- Written instruction
Repeat every record below exactly as it appears.

- Records shown
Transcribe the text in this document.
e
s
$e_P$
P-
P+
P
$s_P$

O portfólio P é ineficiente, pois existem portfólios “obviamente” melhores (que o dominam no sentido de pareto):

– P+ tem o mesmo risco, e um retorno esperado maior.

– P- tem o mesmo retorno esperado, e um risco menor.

- Task output
Transcribe the text in this document.
e
s
$e_P$
P-
P+
P
$s_P$

O portfólio P é ineficiente, pois existem portfólios “obviamente” melhores (que o dominam no sentido de pareto):

– P+ tem o mesmo risco, e um retorno esperado maior.

– P- tem o mesmo retorno esperado, e um risco menor.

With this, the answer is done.